WRITTEN INSTRUCTION: Read through the data and report every line in which the word "Profit" occurs.

INFORMATION PROVIDED:

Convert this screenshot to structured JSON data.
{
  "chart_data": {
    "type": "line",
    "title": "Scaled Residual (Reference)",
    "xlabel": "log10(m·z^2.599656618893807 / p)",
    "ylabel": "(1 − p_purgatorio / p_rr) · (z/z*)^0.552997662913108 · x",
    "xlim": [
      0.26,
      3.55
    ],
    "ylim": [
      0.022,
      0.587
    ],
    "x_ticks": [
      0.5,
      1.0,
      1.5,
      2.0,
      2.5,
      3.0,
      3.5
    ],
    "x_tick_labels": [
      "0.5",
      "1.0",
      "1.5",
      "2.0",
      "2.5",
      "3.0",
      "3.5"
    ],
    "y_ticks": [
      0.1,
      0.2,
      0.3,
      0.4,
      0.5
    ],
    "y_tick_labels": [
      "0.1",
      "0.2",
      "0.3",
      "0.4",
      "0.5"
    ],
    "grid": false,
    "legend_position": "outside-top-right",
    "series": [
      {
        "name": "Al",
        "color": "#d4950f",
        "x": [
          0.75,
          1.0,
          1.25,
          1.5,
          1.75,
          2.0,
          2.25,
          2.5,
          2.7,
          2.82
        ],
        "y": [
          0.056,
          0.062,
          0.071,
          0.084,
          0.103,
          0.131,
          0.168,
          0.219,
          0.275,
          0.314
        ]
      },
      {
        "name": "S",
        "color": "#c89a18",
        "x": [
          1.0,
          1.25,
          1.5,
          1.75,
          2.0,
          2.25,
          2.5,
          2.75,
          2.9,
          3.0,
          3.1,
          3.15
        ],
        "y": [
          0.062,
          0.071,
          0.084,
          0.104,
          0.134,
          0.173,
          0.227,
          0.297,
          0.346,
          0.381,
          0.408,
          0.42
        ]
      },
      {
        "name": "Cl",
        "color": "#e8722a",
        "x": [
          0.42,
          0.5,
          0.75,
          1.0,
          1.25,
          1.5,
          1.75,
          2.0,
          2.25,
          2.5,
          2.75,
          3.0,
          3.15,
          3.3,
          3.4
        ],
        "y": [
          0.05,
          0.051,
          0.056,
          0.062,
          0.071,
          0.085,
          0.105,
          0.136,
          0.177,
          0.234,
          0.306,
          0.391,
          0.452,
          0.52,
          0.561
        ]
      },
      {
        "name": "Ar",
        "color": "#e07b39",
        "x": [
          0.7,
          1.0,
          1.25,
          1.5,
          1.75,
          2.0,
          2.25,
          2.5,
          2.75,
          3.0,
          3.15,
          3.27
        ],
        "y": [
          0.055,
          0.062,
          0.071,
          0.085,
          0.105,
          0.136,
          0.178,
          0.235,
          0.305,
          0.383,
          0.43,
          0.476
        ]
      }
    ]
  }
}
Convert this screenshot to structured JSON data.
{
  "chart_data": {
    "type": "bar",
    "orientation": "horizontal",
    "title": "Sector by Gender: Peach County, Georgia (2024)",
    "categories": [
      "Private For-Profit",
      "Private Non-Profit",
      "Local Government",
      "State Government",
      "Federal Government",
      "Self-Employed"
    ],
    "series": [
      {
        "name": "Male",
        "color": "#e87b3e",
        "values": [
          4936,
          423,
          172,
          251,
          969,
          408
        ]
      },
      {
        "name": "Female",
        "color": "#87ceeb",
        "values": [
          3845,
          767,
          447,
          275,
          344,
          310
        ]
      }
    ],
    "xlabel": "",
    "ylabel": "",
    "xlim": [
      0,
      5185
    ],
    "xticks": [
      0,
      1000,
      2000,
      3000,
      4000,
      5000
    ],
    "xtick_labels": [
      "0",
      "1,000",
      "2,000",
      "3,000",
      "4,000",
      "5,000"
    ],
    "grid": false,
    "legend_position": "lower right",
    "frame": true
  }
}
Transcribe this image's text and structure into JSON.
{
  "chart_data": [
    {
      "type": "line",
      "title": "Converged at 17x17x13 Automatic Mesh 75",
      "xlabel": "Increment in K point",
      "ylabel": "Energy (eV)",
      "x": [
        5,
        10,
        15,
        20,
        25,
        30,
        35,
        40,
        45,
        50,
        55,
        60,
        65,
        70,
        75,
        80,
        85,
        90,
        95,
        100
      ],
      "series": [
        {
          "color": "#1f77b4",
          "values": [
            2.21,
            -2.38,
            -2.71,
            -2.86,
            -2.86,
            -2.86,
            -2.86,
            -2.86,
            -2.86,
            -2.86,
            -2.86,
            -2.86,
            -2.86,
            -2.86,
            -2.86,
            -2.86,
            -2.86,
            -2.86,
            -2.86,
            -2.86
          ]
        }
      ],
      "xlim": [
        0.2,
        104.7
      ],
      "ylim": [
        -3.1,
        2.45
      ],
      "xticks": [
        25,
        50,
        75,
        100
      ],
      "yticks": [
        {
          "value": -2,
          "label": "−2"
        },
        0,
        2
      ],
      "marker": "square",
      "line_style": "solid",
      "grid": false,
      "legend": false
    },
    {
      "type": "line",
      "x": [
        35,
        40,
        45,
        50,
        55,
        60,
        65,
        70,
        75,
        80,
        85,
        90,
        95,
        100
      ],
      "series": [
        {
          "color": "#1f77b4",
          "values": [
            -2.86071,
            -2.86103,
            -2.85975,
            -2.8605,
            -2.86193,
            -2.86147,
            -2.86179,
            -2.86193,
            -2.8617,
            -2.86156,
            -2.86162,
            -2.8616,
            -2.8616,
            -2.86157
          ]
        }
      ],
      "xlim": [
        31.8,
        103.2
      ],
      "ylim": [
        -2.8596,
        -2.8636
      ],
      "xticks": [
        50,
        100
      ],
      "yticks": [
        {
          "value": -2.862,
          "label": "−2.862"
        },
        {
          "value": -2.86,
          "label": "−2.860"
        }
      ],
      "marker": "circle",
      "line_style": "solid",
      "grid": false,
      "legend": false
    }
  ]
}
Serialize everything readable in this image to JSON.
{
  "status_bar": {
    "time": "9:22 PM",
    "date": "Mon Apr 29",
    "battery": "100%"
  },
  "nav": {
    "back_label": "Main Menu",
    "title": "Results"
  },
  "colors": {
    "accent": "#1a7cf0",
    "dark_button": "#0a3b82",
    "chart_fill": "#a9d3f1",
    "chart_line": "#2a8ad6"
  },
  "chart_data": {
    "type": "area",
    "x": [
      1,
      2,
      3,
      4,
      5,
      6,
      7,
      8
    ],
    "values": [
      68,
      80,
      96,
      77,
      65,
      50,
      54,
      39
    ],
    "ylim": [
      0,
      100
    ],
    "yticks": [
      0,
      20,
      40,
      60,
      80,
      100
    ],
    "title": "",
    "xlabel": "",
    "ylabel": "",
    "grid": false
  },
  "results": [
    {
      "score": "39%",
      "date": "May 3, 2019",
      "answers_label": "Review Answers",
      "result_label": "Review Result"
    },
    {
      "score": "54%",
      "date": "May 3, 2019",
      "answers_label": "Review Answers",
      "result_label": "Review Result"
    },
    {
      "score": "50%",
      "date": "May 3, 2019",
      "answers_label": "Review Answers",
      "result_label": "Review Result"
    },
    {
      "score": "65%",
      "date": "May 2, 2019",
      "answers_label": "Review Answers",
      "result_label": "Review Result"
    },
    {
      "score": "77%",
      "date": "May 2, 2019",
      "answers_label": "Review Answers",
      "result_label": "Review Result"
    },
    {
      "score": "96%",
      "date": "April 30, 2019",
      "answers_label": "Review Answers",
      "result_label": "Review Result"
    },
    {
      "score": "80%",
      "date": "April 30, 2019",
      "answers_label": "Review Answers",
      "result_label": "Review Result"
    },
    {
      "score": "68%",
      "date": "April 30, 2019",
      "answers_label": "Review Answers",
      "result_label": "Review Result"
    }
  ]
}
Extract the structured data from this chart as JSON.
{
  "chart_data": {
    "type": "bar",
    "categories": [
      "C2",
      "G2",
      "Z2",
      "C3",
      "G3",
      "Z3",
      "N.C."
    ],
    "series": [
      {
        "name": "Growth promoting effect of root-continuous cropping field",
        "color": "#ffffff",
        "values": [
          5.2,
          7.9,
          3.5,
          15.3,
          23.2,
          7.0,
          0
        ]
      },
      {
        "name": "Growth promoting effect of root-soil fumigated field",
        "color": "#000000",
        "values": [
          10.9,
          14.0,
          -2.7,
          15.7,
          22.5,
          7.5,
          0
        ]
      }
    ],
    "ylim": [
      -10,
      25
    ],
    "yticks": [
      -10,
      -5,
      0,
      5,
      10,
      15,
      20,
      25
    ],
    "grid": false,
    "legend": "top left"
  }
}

FULL SOLUTION:
      "Private For-Profit",
      "Private Non-Profit",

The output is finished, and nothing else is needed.